Prompt
Every line with the string "Зима" should be gathered.

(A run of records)
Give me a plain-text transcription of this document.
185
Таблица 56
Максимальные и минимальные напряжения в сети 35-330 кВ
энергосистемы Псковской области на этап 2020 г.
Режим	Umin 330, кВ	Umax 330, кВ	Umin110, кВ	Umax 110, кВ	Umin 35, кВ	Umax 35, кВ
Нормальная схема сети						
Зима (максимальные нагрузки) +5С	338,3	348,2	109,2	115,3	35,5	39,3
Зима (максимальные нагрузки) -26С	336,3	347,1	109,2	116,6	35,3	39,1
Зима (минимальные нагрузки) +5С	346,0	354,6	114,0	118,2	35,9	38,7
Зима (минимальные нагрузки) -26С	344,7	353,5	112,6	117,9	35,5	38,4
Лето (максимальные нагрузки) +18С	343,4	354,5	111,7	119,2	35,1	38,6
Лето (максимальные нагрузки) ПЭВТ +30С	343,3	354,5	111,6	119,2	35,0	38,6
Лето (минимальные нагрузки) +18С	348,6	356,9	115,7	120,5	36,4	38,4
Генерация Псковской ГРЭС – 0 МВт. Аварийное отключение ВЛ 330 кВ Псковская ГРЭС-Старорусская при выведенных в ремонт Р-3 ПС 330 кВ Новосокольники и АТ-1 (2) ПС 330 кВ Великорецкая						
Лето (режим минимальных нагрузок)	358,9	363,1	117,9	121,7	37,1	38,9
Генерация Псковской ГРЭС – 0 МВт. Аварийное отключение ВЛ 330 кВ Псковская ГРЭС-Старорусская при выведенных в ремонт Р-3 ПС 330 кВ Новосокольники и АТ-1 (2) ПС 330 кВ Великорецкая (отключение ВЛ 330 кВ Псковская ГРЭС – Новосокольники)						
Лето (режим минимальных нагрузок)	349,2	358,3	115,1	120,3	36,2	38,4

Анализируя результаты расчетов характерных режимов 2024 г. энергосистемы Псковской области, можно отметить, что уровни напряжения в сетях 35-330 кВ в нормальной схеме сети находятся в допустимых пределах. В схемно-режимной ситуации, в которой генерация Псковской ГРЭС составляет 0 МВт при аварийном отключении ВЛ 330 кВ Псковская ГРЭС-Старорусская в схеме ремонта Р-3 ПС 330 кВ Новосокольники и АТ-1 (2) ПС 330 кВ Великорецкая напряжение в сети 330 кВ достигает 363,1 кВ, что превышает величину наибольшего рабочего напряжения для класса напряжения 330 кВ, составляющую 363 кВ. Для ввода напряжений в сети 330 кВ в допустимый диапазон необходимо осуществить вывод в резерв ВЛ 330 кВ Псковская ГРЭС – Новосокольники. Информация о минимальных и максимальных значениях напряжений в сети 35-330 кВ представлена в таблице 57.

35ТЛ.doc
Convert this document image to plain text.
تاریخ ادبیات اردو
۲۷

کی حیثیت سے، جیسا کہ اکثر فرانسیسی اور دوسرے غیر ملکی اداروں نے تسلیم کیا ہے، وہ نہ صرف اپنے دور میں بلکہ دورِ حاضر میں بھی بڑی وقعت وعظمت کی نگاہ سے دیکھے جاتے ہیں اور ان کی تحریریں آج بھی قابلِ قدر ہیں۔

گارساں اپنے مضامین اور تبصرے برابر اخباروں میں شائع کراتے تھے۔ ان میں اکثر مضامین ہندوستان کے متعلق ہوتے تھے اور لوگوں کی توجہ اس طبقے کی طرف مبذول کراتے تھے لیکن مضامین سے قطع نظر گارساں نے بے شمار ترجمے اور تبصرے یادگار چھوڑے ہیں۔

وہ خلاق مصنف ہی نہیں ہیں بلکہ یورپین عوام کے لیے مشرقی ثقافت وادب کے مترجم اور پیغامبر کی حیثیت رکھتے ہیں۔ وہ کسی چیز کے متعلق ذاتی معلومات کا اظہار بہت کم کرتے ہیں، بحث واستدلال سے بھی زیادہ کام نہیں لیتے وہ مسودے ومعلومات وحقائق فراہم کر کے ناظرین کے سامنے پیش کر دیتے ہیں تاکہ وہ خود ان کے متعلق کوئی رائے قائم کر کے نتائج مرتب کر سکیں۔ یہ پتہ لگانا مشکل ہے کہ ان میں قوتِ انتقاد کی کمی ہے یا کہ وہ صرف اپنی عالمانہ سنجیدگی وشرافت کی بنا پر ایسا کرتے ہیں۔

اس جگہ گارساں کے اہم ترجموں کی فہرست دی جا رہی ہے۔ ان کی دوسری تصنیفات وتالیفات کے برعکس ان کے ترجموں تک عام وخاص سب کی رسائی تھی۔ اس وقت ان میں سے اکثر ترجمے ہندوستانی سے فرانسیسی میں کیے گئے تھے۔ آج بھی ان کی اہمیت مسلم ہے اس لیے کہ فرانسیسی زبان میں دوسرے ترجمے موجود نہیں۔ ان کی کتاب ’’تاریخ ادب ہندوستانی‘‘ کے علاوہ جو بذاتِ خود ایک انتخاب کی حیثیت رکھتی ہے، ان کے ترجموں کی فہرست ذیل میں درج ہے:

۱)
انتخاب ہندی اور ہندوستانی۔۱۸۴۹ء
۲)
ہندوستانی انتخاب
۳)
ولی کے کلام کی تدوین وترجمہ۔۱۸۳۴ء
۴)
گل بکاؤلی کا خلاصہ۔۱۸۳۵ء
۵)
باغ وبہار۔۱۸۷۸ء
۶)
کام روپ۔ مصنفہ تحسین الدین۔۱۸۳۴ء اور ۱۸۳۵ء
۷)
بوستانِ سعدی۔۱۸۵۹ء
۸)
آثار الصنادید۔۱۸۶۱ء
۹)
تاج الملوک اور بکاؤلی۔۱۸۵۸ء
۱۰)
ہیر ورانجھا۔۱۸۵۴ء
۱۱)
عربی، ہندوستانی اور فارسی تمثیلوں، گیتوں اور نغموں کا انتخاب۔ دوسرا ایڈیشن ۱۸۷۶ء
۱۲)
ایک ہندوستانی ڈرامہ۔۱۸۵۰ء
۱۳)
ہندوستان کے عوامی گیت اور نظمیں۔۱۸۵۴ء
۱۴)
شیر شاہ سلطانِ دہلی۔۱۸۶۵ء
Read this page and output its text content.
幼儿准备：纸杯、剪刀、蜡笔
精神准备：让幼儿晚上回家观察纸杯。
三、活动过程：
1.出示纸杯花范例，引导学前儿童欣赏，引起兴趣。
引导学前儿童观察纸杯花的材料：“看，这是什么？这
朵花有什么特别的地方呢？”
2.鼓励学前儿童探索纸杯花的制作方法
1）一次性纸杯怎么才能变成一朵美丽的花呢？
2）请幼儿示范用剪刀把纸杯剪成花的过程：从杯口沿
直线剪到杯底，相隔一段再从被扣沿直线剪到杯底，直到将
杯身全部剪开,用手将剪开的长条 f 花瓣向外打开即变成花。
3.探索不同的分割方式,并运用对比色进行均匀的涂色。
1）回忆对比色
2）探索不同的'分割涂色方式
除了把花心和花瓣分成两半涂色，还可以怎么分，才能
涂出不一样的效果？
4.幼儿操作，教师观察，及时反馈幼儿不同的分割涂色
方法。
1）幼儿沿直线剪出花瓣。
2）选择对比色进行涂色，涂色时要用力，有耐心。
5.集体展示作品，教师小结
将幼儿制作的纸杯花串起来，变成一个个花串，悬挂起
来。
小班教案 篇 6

Exercise result
Зима (максимальные нагрузки) +5С	338,3	348,2	109,2	115,3	35,5	39,3
Зима (максимальные нагрузки) -26С	336,3	347,1	109,2	116,6	35,3	39,1
Зима (минимальные нагрузки) +5С	346,0	354,6	114,0	118,2	35,9	38,7
Зима (минимальные нагрузки) -26С	344,7	353,5	112,6	117,9	35,5	38,4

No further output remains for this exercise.